## THE PROBLEM:
Rewrite the material below as a numbered list, leaving out any blank lines.

## DATA PROVIDED:
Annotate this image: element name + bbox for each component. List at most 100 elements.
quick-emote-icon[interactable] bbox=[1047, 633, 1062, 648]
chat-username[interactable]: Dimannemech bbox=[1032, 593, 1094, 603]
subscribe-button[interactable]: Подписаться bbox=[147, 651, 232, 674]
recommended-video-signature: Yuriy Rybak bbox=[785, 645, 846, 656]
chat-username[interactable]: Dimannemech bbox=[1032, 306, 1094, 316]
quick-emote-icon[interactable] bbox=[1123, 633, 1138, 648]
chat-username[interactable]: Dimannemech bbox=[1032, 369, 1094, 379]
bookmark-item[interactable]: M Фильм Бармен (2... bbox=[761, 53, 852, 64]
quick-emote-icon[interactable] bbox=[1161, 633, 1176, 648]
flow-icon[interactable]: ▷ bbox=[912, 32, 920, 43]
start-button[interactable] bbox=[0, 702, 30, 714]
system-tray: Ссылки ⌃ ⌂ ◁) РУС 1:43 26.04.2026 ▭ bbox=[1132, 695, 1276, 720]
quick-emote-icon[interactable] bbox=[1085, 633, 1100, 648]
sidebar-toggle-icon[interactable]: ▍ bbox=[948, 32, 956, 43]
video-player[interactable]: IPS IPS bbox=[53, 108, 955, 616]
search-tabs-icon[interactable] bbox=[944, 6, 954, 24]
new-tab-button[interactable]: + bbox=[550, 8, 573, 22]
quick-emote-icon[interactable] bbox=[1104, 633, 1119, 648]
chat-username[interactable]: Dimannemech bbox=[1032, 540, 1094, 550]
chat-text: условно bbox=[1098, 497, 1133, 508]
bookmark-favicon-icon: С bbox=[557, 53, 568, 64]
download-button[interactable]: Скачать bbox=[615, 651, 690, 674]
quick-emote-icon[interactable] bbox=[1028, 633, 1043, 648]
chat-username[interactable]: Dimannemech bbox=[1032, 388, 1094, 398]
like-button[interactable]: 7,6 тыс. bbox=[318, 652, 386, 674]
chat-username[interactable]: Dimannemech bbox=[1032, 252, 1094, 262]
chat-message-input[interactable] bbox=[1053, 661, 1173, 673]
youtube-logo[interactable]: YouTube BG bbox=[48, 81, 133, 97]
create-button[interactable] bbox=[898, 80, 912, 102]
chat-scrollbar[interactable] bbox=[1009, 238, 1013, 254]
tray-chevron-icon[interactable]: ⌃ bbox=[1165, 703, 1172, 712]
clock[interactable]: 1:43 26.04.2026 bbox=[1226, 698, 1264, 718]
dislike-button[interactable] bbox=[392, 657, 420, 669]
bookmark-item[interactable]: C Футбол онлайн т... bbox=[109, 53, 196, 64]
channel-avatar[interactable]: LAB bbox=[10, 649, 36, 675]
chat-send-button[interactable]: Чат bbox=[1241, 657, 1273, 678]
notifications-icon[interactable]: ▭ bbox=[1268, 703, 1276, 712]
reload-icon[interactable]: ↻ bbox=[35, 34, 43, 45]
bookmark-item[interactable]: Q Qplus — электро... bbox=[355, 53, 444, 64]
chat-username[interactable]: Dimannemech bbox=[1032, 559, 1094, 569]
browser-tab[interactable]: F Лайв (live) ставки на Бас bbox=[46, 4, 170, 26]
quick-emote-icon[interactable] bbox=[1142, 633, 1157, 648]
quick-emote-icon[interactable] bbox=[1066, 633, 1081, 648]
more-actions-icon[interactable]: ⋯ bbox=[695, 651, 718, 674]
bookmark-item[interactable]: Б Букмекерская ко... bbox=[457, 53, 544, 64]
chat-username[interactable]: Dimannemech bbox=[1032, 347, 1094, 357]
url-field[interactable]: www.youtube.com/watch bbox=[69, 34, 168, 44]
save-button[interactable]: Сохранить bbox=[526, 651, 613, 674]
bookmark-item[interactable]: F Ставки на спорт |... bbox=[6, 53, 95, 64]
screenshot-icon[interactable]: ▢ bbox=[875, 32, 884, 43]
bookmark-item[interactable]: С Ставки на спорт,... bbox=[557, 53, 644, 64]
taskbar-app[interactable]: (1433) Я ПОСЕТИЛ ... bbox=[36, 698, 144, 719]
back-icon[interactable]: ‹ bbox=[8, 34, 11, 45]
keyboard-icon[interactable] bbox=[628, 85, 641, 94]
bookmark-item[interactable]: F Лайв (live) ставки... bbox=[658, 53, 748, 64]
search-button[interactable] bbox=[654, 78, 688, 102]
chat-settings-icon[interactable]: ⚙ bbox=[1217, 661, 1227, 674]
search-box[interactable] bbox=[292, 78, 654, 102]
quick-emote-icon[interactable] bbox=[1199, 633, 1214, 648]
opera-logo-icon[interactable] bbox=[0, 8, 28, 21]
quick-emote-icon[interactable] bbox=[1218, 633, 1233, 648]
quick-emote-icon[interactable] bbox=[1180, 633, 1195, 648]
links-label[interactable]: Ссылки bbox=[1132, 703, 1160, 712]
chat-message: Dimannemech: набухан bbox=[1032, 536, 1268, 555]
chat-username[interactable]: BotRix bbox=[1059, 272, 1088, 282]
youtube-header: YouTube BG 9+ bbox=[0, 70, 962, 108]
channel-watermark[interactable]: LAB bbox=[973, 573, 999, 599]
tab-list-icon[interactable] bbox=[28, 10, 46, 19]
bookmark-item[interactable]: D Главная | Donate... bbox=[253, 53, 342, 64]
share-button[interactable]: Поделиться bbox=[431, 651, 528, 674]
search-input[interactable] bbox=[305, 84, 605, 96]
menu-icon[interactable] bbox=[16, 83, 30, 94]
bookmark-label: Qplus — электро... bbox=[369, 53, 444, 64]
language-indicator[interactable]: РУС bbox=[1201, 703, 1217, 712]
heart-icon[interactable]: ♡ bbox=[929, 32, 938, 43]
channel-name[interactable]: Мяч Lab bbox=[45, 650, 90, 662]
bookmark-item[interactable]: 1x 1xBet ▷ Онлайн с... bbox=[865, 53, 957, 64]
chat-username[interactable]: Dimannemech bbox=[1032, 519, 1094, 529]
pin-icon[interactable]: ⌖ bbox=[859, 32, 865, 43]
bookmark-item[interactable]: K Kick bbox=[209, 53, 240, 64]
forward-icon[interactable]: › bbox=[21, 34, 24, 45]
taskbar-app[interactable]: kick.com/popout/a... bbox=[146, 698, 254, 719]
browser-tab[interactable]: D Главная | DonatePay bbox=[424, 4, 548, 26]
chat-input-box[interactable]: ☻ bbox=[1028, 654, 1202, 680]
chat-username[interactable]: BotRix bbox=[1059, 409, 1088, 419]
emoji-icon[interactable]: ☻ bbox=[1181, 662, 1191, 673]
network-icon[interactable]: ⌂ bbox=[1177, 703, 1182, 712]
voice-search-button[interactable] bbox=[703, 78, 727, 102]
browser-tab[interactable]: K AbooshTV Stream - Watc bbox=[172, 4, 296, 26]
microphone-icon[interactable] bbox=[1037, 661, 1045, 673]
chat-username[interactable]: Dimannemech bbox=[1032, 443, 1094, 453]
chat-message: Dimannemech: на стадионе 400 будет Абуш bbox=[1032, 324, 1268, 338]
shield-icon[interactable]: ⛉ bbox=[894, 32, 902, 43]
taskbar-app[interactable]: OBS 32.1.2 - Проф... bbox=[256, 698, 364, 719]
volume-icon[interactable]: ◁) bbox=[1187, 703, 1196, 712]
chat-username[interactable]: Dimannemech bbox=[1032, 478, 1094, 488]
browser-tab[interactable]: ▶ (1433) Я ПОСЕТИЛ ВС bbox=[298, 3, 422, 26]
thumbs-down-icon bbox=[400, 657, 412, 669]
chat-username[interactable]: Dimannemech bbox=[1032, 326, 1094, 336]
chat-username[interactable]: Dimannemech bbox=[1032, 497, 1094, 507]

## FULL SOLUTION:
1. Annotate this image: element name + bbox for each component. List at most 100 elements.
2. quick-emote-icon[interactable] bbox=[1047, 633, 1062, 648]
3. chat-username[interactable]: Dimannemech bbox=[1032, 593, 1094, 603]
4. subscribe-button[interactable]: Подписаться bbox=[147, 651, 232, 674]
5. recommended-video-signature: Yuriy Rybak bbox=[785, 645, 846, 656]
6. chat-username[interactable]: Dimannemech bbox=[1032, 306, 1094, 316]
7. quick-emote-icon[interactable] bbox=[1123, 633, 1138, 648]
8. chat-username[interactable]: Dimannemech bbox=[1032, 369, 1094, 379]
9. bookmark-item[interactable]: M Фильм Бармен (2... bbox=[761, 53, 852, 64]
10. quick-emote-icon[interactable] bbox=[1161, 633, 1176, 648]
11. flow-icon[interactable]: ▷ bbox=[912, 32, 920, 43]
12. start-button[interactable] bbox=[0, 702, 30, 714]
13. system-tray: Ссылки ⌃ ⌂ ◁) РУС 1:43 26.04.2026 ▭ bbox=[1132, 695, 1276, 720]
14. quick-emote-icon[interactable] bbox=[1085, 633, 1100, 648]
15. sidebar-toggle-icon[interactable]: ▍ bbox=[948, 32, 956, 43]
16. video-player[interactable]: IPS IPS bbox=[53, 108, 955, 616]
17. search-tabs-icon[interactable] bbox=[944, 6, 954, 24]
18. new-tab-button[interactable]: + bbox=[550, 8, 573, 22]
19. quick-emote-icon[interactable] bbox=[1104, 633, 1119, 648]
20. chat-username[interactable]: Dimannemech bbox=[1032, 540, 1094, 550]
21. chat-text: условно bbox=[1098, 497, 1133, 508]
22. bookmark-favicon-icon: С bbox=[557, 53, 568, 64]
23. download-button[interactable]: Скачать bbox=[615, 651, 690, 674]
24. quick-emote-icon[interactable] bbox=[1028, 633, 1043, 648]
25. chat-username[interactable]: Dimannemech bbox=[1032, 388, 1094, 398]
26. like-button[interactable]: 7,6 тыс. bbox=[318, 652, 386, 674]
27. chat-username[interactable]: Dimannemech bbox=[1032, 252, 1094, 262]
28. chat-message-input[interactable] bbox=[1053, 661, 1173, 673]
29. youtube-logo[interactable]: YouTube BG bbox=[48, 81, 133, 97]
30. create-button[interactable] bbox=[898, 80, 912, 102]
31. chat-scrollbar[interactable] bbox=[1009, 238, 1013, 254]
32. tray-chevron-icon[interactable]: ⌃ bbox=[1165, 703, 1172, 712]
33. clock[interactable]: 1:43 26.04.2026 bbox=[1226, 698, 1264, 718]
34. dislike-button[interactable] bbox=[392, 657, 420, 669]
35. bookmark-item[interactable]: C Футбол онлайн т... bbox=[109, 53, 196, 64]
36. channel-avatar[interactable]: LAB bbox=[10, 649, 36, 675]
37. chat-send-button[interactable]: Чат bbox=[1241, 657, 1273, 678]
38. notifications-icon[interactable]: ▭ bbox=[1268, 703, 1276, 712]
39. reload-icon[interactable]: ↻ bbox=[35, 34, 43, 45]
40. bookmark-item[interactable]: Q Qplus — электро... bbox=[355, 53, 444, 64]
41. chat-username[interactable]: Dimannemech bbox=[1032, 559, 1094, 569]
42. browser-tab[interactable]: F Лайв (live) ставки на Бас bbox=[46, 4, 170, 26]
43. quick-emote-icon[interactable] bbox=[1142, 633, 1157, 648]
44. quick-emote-icon[interactable] bbox=[1066, 633, 1081, 648]
45. more-actions-icon[interactable]: ⋯ bbox=[695, 651, 718, 674]
46. bookmark-item[interactable]: Б Букмекерская ко... bbox=[457, 53, 544, 64]
47. chat-username[interactable]: Dimannemech bbox=[1032, 347, 1094, 357]
48. url-field[interactable]: www.youtube.com/watch bbox=[69, 34, 168, 44]
49. save-button[interactable]: Сохранить bbox=[526, 651, 613, 674]
50. bookmark-item[interactable]: F Ставки на спорт |... bbox=[6, 53, 95, 64]
51. screenshot-icon[interactable]: ▢ bbox=[875, 32, 884, 43]
52. bookmark-item[interactable]: С Ставки на спорт,... bbox=[557, 53, 644, 64]
53. taskbar-app[interactable]: (1433) Я ПОСЕТИЛ ... bbox=[36, 698, 144, 719]
54. back-icon[interactable]: ‹ bbox=[8, 34, 11, 45]
55. keyboard-icon[interactable] bbox=[628, 85, 641, 94]
56. bookmark-item[interactable]: F Лайв (live) ставки... bbox=[658, 53, 748, 64]
57. search-button[interactable] bbox=[654, 78, 688, 102]
58. chat-settings-icon[interactable]: ⚙ bbox=[1217, 661, 1227, 674]
59. search-box[interactable] bbox=[292, 78, 654, 102]
60. quick-emote-icon[interactable] bbox=[1199, 633, 1214, 648]
61. opera-logo-icon[interactable] bbox=[0, 8, 28, 21]
62. quick-emote-icon[interactable] bbox=[1218, 633, 1233, 648]
63. quick-emote-icon[interactable] bbox=[1180, 633, 1195, 648]
64. links-label[interactable]: Ссылки bbox=[1132, 703, 1160, 712]
65. chat-message: Dimannemech: набухан bbox=[1032, 536, 1268, 555]
66. chat-username[interactable]: BotRix bbox=[1059, 272, 1088, 282]
67. youtube-header: YouTube BG 9+ bbox=[0, 70, 962, 108]
68. channel-watermark[interactable]: LAB bbox=[973, 573, 999, 599]
69. tab-list-icon[interactable] bbox=[28, 10, 46, 19]
70. bookmark-item[interactable]: D Главная | Donate... bbox=[253, 53, 342, 64]
71. share-button[interactable]: Поделиться bbox=[431, 651, 528, 674]
72. search-input[interactable] bbox=[305, 84, 605, 96]
73. menu-icon[interactable] bbox=[16, 83, 30, 94]
74. bookmark-label: Qplus — электро... bbox=[369, 53, 444, 64]
75. language-indicator[interactable]: РУС bbox=[1201, 703, 1217, 712]
76. heart-icon[interactable]: ♡ bbox=[929, 32, 938, 43]
77. channel-name[interactable]: Мяч Lab bbox=[45, 650, 90, 662]
78. bookmark-item[interactable]: 1x 1xBet ▷ Онлайн с... bbox=[865, 53, 957, 64]
79. chat-username[interactable]: Dimannemech bbox=[1032, 519, 1094, 529]
80. pin-icon[interactable]: ⌖ bbox=[859, 32, 865, 43]
81. bookmark-item[interactable]: K Kick bbox=[209, 53, 240, 64]
82. forward-icon[interactable]: › bbox=[21, 34, 24, 45]
83. taskbar-app[interactable]: kick.com/popout/a... bbox=[146, 698, 254, 719]
84. browser-tab[interactable]: D Главная | DonatePay bbox=[424, 4, 548, 26]
85. chat-input-box[interactable]: ☻ bbox=[1028, 654, 1202, 680]
86. chat-username[interactable]: BotRix bbox=[1059, 409, 1088, 419]
87. emoji-icon[interactable]: ☻ bbox=[1181, 662, 1191, 673]
88. network-icon[interactable]: ⌂ bbox=[1177, 703, 1182, 712]
89. voice-search-button[interactable] bbox=[703, 78, 727, 102]
90. browser-tab[interactable]: K AbooshTV Stream - Watc bbox=[172, 4, 296, 26]
91. microphone-icon[interactable] bbox=[1037, 661, 1045, 673]
92. chat-username[interactable]: Dimannemech bbox=[1032, 443, 1094, 453]
93. chat-message: Dimannemech: на стадионе 400 будет Абуш bbox=[1032, 324, 1268, 338]
94. shield-icon[interactable]: ⛉ bbox=[894, 32, 902, 43]
95. taskbar-app[interactable]: OBS 32.1.2 - Проф... bbox=[256, 698, 364, 719]
96. volume-icon[interactable]: ◁) bbox=[1187, 703, 1196, 712]
97. chat-username[interactable]: Dimannemech bbox=[1032, 478, 1094, 488]
98. browser-tab[interactable]: ▶ (1433) Я ПОСЕТИЛ ВС bbox=[298, 3, 422, 26]
99. thumbs-down-icon bbox=[400, 657, 412, 669]
100. chat-username[interactable]: Dimannemech bbox=[1032, 326, 1094, 336]
101. chat-username[interactable]: Dimannemech bbox=[1032, 497, 1094, 507]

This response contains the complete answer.